I Are there unprovable theorems with unprovable unprovability?

[zinq]

yossell wrote: "But there is a question about such 'infinite' verifications. We can't complete an infinite process and so there's a question whether we can talk about verification here.

"For instance, would you argue that the continuum hypothesis is either true or false because you can just run through all the 1-1 functions between the set of well orderings and the powerset of the natural numbers and at the end of this hypothetical verification it would be known whether they had the same cardinality. Sure, it's a bigger cardinality to run through -- but is there any principled reason for allowing that we can imagine an infinite verification for one and not the other?"

I'm a mathematician who believes in infinite sets and doesn't worry about the fact that a human being cannot complete an infinite process in the real world. Your mileage may vary.

I came up with the idea of verifying (or not) the Continuum Hypothesis (CH) almost exactly in the way you are describing about 50 years ago, and I absolutely would argue that CH is necessarily either really true or really false for that reason. Independent of our ability to ever prove it.

I have found that many mathematicians accept the idea of a countably infinite verification for, say, TPC, but will not accept one of larger cardinality, such as for CH — exactly the two examples that I usually use when discussing this subject.

So to answer your last question, I do not see any principled reason to accept a countably infinite verification but to reject one of higher cardinality.

 

[Stephen Tashi]

$\textbf{Proof of the existence of a proof of the unprovability of unprovable statements.}$

That statement needs logical quantifiers. Do you asserting the nonexistence of any proof for the unprovability of at least one unprovable statement? Or are you asserting the nonexistence of any proof for any unprovable statement I wish to choose?

Let $P$ be an arbitrary proposition and $S$ a formal system.

So you are dealing with any $P$ that I wish to choose.

You may as well say "Let $P$ be an arbitrary unprovable proposition in $S$" since that is the only case relevant to what you intend to prove.

$Definition$: A statement is $provable$ in $S$ if there is a proof (in $S$) for whether it is true or false.

Let $A$ and $B$ be the following propositions:

$B$: "$P$ is unprovable in $S$"

As @TeethWhitener pointed out, this assumes the formal system $S$ will contain a propostion that deals with the provability of propositions in itself. It is not clear whether a self-consistent formal system of this type exists. (Self-reference is a tricky thing to handle.)

$A$: "$B$ is unprovable in $S$"

The self-referential caution also applies to the definition of $A$.

If $P$ is provable in $S$, then $B$ is $false$. Hence $B$ would be provable in $S$

Normally we don't introduce discussions in a theorem that contradict the hypothesis of the theorem. (The theorem you stated deals only with case where $P$ is unprovable.)

However, I understand that you need to say something and it's easier to say it in a "positive" version than in a "negative" version.

------------

## Work to do
A: Quote the unprovability thread from "I came up with" up to and including "ever prove it.".
B: In the unprovability thread, about how long ago does zinq say he came up with the idea of verifying the Continuum Hypothesis?
C: Carry on the unprovability thread from its final sentence.
Nothing in the listing is needed for this work.

## Dataset content
------------

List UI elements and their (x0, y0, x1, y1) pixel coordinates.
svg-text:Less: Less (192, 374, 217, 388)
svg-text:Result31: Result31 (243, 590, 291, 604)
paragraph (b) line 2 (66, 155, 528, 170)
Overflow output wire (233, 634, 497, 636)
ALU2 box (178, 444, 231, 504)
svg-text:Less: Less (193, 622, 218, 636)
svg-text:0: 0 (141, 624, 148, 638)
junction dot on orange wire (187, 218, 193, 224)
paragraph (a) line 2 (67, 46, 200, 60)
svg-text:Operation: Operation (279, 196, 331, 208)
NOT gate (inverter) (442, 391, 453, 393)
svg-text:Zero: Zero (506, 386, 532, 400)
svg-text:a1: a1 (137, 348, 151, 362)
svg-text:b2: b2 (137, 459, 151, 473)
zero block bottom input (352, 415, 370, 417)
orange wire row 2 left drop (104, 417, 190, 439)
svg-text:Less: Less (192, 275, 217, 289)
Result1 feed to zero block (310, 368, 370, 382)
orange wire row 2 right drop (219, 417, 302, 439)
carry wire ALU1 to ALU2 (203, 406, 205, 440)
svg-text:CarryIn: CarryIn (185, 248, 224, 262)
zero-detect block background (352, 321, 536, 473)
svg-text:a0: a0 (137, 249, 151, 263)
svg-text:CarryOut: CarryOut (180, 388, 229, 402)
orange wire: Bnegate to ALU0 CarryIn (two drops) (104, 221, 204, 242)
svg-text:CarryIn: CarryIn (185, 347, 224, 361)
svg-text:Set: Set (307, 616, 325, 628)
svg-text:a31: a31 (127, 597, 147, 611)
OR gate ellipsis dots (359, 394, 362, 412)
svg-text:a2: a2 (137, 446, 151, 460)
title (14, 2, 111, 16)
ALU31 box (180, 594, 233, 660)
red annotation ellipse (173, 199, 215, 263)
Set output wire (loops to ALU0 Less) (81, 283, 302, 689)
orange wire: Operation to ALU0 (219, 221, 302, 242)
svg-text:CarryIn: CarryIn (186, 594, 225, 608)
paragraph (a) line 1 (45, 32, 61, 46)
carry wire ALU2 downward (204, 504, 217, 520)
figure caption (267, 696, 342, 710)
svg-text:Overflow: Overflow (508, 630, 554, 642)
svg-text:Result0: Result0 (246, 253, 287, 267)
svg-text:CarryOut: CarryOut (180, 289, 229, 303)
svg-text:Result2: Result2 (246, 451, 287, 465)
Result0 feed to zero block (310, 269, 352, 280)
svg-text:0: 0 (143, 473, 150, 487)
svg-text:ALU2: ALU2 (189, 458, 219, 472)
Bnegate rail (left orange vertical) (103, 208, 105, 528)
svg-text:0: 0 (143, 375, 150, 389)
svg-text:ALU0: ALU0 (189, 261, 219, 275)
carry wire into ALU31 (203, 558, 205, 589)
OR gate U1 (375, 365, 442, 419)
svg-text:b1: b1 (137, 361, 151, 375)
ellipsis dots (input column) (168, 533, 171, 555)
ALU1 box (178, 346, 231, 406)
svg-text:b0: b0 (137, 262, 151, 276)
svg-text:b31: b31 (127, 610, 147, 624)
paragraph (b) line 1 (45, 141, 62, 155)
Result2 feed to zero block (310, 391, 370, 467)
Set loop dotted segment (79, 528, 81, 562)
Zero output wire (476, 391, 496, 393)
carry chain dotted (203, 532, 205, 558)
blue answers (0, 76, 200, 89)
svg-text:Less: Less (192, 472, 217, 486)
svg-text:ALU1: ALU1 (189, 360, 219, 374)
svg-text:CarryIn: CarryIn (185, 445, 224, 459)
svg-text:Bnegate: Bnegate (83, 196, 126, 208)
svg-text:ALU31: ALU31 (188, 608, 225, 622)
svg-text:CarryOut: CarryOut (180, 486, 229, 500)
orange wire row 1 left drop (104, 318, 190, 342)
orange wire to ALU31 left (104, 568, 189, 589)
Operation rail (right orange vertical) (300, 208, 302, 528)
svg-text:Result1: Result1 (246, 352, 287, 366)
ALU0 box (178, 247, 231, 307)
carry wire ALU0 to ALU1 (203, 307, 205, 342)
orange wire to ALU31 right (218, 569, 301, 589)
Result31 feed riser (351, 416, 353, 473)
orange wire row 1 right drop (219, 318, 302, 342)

------------

## Answers to the tasks
A:
I came up with the idea of verifying (or not) the Continuum Hypothesis (CH) almost exactly in the way you are describing about 50 years ago, and I absolutely would argue that CH is necessarily either really true or really false for that reason. Independent of our ability to ever prove it.

B: About 50 years ago.

C:
You are using "the logic of properties". In that logic we abbreviate the proposition that a thing has a property with notation like $Q(x)$ to indicate "x has the property Q". Let's use $prov(x)$ to mean "x has the property of being provable".

You are using the assumption that provability obeys the law
$((B \equiv prov(P)) \land prov(P) ) \implies prov(B)$

(Here the notation $X \equiv Y$ does not indicate $X$ and $Y$ have identical properties for whatever properties we wish to consider. It only indicates that $X$ and $Y$ have the same property as far as Truth or Falsity goes. )

I think this is a reasonable assumption if all the proposition involved exist in $S$, but it needs to be explicitly stated.

thus $A$ would be $false$. We then deduce that:(1) ("$P$ is provable in $S$") $\rightarrow$ ($A$ = $false$).

Better notation is $\lnot B \implies \lnot A$

Assume $A$ = $true$. $P$ should be unprovable since from (1) and ($A$ = $false$) = $false$:

("$P$ is provable in $S$" $\rightarrow$ $false$) has to evaluate to $true$ $\implies$ ("$P$ is provable in $S$") = $false$
Which means that $B$ = $true$, thus $B$ is provable.

More concisely, the principle called "contraposition" says that $x \implies y$ is logically equivalent to $\lnot y \implies \lnot x$. Let $x$ be $\lnot A$ and let $y$ be $\lnot B$. By contraposition we get $A \implies B$.

However since $A$ = $true$

It's hard to follow the proof at this point because it isn't clear which assumptions are in force. Are we assuming $prov(P)$ or are we assuming $\lnot prov(P)$ ?

...
Hence if a proposition $P$ can't be proven to be true or false in $S$, we can always come up with a proof that guarantees us this unprovability.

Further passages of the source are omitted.